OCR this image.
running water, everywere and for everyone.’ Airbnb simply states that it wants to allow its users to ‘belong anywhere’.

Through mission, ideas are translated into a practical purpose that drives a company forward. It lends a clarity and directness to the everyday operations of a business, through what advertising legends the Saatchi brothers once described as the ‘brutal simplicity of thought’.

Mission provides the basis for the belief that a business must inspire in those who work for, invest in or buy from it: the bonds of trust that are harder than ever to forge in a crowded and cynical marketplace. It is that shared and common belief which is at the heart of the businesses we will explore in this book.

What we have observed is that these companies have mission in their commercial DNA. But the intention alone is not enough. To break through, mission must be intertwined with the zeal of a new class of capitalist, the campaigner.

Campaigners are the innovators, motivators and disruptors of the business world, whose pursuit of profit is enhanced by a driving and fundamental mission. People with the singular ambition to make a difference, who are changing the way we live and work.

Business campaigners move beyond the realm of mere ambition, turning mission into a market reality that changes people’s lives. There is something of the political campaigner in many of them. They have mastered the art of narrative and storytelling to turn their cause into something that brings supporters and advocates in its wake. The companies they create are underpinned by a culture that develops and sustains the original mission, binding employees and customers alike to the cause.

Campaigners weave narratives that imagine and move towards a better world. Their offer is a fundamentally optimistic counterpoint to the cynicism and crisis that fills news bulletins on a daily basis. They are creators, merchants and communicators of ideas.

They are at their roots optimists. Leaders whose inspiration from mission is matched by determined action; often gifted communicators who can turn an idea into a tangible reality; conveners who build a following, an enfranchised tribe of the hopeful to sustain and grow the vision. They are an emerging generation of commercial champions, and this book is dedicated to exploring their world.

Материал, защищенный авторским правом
════════════════
Please return the data above exactly as given.

OCR this image.
running water, everywere and for everyone.’ Airbnb simply states that it wants to allow its users to ‘belong anywhere’.

Through mission, ideas are translated into a practical purpose that drives a company forward. It lends a clarity and directness to the everyday operations of a business, through what advertising legends the Saatchi brothers once described as the ‘brutal simplicity of thought’.

Mission provides the basis for the belief that a business must inspire in those who work for, invest in or buy from it: the bonds of trust that are harder than ever to forge in a crowded and cynical marketplace. It is that shared and common belief which is at the heart of the businesses we will explore in this book.

What we have observed is that these companies have mission in their commercial DNA. But the intention alone is not enough. To break through, mission must be intertwined with the zeal of a new class of capitalist, the campaigner.

Campaigners are the innovators, motivators and disruptors of the business world, whose pursuit of profit is enhanced by a driving and fundamental mission. People with the singular ambition to make a difference, who are changing the way we live and work.

Business campaigners move beyond the realm of mere ambition, turning mission into a market reality that changes people’s lives. There is something of the political campaigner in many of them. They have mastered the art of narrative and storytelling to turn their cause into something that brings supporters and advocates in its wake. The companies they create are underpinned by a culture that develops and sustains the original mission, binding employees and customers alike to the cause.

Campaigners weave narratives that imagine and move towards a better world. Their offer is a fundamentally optimistic counterpoint to the cynicism and crisis that fills news bulletins on a daily basis. They are creators, merchants and communicators of ideas.

They are at their roots optimists. Leaders whose inspiration from mission is matched by determined action; often gifted communicators who can turn an idea into a tangible reality; conveners who build a following, an enfranchised tribe of the hopeful to sustain and grow the vision. They are an emerging generation of commercial champions, and this book is dedicated to exploring their world.

Материал, защищенный авторским правом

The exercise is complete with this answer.